======== RECORD EXTRACTS ========

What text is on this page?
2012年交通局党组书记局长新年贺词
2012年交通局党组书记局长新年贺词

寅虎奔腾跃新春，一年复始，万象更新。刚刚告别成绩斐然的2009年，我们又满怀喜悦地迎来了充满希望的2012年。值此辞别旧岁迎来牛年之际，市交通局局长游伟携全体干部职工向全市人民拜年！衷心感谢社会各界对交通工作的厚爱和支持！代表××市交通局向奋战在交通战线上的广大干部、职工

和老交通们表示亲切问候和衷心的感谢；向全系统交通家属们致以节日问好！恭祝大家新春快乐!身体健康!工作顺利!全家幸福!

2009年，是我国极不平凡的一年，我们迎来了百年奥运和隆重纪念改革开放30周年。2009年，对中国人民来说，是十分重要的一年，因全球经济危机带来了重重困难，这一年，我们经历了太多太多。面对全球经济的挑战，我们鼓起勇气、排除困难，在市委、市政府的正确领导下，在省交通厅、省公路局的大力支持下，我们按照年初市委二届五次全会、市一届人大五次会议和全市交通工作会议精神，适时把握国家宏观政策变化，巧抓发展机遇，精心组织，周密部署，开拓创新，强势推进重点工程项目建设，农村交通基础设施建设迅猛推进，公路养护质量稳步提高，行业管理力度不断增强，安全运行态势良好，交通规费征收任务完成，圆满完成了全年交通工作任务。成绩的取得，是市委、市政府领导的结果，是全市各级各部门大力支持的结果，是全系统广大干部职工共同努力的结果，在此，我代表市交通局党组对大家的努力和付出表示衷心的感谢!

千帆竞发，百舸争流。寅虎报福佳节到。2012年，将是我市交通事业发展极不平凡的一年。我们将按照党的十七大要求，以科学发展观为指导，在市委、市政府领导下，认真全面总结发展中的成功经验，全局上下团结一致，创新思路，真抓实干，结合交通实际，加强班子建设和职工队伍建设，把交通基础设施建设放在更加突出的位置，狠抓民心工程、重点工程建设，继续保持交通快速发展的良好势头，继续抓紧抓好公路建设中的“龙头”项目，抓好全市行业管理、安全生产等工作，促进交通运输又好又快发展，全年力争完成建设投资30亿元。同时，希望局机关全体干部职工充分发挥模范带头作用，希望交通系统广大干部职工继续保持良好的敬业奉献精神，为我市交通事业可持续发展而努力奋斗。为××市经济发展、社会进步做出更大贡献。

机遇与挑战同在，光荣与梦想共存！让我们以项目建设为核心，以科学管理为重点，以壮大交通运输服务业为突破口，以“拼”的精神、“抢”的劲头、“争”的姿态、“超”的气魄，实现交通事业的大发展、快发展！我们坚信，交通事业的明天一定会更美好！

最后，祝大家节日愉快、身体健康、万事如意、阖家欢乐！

========

== WORK TO COMPLETE ==
Go through the records above and set each one down exactly, please.

== SOLUTION FOR THIS PROBLEM ==
What text is on this page?
2012年交通局党组书记局长新年贺词
2012年交通局党组书记局长新年贺词

寅虎奔腾跃新春，一年复始，万象更新。刚刚告别成绩斐然的2009年，我们又满怀喜悦地迎来了充满希望的2012年。值此辞别旧岁迎来牛年之际，市交通局局长游伟携全体干部职工向全市人民拜年！衷心感谢社会各界对交通工作的厚爱和支持！代表××市交通局向奋战在交通战线上的广大干部、职工

和老交通们表示亲切问候和衷心的感谢；向全系统交通家属们致以节日问好！恭祝大家新春快乐!身体健康!工作顺利!全家幸福!

2009年，是我国极不平凡的一年，我们迎来了百年奥运和隆重纪念改革开放30周年。2009年，对中国人民来说，是十分重要的一年，因全球经济危机带来了重重困难，这一年，我们经历了太多太多。面对全球经济的挑战，我们鼓起勇气、排除困难，在市委、市政府的正确领导下，在省交通厅、省公路局的大力支持下，我们按照年初市委二届五次全会、市一届人大五次会议和全市交通工作会议精神，适时把握国家宏观政策变化，巧抓发展机遇，精心组织，周密部署，开拓创新，强势推进重点工程项目建设，农村交通基础设施建设迅猛推进，公路养护质量稳步提高，行业管理力度不断增强，安全运行态势良好，交通规费征收任务完成，圆满完成了全年交通工作任务。成绩的取得，是市委、市政府领导的结果，是全市各级各部门大力支持的结果，是全系统广大干部职工共同努力的结果，在此，我代表市交通局党组对大家的努力和付出表示衷心的感谢!

千帆竞发，百舸争流。寅虎报福佳节到。2012年，将是我市交通事业发展极不平凡的一年。我们将按照党的十七大要求，以科学发展观为指导，在市委、市政府领导下，认真全面总结发展中的成功经验，全局上下团结一致，创新思路，真抓实干，结合交通实际，加强班子建设和职工队伍建设，把交通基础设施建设放在更加突出的位置，狠抓民心工程、重点工程建设，继续保持交通快速发展的良好势头，继续抓紧抓好公路建设中的“龙头”项目，抓好全市行业管理、安全生产等工作，促进交通运输又好又快发展，全年力争完成建设投资30亿元。同时，希望局机关全体干部职工充分发挥模范带头作用，希望交通系统广大干部职工继续保持良好的敬业奉献精神，为我市交通事业可持续发展而努力奋斗。为××市经济发展、社会进步做出更大贡献。

机遇与挑战同在，光荣与梦想共存！让我们以项目建设为核心，以科学管理为重点，以壮大交通运输服务业为突破口，以“拼”的精神、“抢”的劲头、“争”的姿态、“超”的气魄，实现交通事业的大发展、快发展！我们坚信，交通事业的明天一定会更美好！

最后，祝大家节日愉快、身体健康、万事如意、阖家欢乐！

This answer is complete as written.